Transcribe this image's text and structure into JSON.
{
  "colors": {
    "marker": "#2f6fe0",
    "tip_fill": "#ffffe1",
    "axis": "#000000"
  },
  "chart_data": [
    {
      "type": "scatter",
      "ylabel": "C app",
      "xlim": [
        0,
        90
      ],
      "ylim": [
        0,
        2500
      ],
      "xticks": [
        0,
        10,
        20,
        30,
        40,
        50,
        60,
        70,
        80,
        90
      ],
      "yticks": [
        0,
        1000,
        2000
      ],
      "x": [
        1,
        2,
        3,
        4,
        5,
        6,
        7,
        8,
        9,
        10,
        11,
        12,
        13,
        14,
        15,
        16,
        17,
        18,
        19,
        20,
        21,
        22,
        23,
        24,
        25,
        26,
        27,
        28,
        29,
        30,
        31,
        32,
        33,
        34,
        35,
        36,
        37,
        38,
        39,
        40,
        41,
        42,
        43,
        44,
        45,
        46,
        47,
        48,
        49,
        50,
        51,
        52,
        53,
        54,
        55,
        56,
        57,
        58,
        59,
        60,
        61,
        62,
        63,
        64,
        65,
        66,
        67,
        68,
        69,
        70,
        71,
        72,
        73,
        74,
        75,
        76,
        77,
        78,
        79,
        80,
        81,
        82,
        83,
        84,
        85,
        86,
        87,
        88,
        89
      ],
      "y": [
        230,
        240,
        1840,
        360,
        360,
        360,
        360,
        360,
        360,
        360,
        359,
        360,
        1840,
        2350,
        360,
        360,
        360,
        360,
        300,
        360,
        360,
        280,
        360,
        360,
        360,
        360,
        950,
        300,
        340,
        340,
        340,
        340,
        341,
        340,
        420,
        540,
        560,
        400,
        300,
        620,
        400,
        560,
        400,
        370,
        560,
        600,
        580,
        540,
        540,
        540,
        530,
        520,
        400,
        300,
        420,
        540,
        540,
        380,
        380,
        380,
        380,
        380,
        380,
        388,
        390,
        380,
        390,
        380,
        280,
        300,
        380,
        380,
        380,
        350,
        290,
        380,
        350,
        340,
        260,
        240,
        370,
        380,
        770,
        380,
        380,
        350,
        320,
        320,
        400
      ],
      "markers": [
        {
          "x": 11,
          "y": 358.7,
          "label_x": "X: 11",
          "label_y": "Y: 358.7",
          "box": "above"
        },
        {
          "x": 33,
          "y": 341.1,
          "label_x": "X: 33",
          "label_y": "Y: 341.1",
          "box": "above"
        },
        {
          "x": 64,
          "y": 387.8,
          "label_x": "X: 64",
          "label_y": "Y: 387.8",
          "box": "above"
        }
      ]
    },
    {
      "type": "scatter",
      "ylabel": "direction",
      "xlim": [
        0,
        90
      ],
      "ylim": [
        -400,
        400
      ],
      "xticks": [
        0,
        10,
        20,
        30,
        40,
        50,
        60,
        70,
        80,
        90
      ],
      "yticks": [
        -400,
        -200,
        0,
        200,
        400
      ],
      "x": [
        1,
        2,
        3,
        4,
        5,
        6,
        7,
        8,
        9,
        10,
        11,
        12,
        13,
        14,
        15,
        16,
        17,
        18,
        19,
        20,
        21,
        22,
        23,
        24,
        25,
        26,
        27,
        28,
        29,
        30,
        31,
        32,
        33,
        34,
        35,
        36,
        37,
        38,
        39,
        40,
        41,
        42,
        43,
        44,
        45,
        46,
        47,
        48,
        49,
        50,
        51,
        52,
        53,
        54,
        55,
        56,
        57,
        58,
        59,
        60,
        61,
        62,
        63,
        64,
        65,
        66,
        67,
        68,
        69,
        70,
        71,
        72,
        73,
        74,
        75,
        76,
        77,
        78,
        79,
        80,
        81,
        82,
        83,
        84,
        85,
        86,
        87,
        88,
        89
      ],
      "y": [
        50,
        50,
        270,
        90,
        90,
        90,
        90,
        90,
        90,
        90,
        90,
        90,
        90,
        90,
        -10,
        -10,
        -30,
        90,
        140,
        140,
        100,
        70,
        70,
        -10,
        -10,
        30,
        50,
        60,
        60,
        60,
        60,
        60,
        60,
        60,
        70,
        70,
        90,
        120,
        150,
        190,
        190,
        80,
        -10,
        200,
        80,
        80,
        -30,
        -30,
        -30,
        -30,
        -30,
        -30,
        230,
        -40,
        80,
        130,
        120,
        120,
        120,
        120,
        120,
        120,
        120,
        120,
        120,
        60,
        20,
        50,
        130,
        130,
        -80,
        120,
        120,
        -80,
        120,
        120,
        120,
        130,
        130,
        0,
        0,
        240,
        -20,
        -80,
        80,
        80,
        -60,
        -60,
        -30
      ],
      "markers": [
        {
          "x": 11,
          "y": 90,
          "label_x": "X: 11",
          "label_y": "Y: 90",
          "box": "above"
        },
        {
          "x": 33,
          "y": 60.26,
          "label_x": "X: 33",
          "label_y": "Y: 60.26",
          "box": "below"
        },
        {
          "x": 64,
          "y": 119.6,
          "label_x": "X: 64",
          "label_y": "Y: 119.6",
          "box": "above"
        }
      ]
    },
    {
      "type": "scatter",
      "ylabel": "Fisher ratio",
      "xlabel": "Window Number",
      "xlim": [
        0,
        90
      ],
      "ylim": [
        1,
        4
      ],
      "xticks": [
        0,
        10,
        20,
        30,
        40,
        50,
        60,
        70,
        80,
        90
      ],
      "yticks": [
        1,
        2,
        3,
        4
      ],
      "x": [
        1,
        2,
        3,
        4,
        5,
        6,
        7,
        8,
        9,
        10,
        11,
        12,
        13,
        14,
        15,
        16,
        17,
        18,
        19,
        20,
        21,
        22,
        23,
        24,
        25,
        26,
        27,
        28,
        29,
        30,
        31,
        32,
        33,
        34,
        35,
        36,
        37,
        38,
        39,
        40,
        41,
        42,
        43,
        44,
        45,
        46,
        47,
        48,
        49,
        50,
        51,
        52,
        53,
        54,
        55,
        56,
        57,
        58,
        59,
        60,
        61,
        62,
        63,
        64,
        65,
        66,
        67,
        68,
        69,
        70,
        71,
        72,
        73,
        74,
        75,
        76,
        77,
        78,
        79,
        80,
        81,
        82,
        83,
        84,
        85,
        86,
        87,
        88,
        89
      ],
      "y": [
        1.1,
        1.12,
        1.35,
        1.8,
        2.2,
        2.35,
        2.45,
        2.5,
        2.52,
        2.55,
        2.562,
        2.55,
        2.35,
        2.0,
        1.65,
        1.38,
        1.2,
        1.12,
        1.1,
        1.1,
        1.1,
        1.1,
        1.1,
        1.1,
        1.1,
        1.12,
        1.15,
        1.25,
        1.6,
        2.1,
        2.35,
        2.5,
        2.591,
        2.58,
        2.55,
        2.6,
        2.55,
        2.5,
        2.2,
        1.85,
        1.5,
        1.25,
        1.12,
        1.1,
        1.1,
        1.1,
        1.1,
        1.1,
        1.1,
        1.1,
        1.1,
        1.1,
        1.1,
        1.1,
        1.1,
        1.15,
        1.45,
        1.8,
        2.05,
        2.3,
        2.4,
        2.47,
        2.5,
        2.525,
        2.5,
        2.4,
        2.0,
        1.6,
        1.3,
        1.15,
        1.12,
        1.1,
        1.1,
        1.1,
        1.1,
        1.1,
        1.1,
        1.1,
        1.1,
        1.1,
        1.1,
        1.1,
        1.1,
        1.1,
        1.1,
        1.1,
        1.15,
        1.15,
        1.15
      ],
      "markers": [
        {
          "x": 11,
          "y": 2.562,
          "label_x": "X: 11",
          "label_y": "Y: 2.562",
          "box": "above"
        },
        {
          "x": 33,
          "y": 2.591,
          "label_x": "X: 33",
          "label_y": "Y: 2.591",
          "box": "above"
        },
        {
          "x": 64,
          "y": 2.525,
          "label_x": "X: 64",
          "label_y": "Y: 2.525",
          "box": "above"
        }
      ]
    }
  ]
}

○ ○ ○ ○ ○

▶ _What needs to be done_
Reply with one number only, the count of lines above that hold the string "ylabel".

▶ _Task response_
3